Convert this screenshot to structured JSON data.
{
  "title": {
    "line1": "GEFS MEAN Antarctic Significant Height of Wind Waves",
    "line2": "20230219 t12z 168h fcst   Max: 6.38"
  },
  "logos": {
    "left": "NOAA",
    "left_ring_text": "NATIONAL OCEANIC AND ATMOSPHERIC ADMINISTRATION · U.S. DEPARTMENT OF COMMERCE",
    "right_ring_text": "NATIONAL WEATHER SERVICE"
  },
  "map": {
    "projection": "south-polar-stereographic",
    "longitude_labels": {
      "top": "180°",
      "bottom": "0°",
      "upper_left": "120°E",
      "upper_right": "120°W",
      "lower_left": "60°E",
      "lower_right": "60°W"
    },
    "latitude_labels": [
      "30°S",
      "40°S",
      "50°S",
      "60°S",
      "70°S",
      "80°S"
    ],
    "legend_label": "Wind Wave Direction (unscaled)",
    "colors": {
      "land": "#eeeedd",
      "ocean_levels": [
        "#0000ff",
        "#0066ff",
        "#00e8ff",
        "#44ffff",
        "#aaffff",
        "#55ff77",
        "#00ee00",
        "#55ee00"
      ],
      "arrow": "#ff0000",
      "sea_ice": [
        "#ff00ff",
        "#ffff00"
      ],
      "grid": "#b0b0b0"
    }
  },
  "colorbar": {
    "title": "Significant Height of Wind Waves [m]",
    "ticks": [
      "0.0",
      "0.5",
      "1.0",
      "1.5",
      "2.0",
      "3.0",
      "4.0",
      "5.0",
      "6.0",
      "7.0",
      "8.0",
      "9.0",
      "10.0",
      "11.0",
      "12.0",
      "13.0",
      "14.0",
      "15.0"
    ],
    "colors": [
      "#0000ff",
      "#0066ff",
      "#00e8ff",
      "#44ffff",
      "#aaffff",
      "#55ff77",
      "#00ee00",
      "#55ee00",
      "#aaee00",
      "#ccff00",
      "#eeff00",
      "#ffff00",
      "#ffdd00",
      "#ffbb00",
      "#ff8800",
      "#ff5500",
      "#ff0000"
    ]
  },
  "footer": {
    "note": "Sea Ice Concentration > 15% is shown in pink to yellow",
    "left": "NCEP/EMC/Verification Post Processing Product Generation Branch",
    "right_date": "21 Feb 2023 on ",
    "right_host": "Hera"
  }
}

• • • • • • •

Instruction: State the number of lines in the records that include "NATIONAL", and write nothing else.

Solution: 2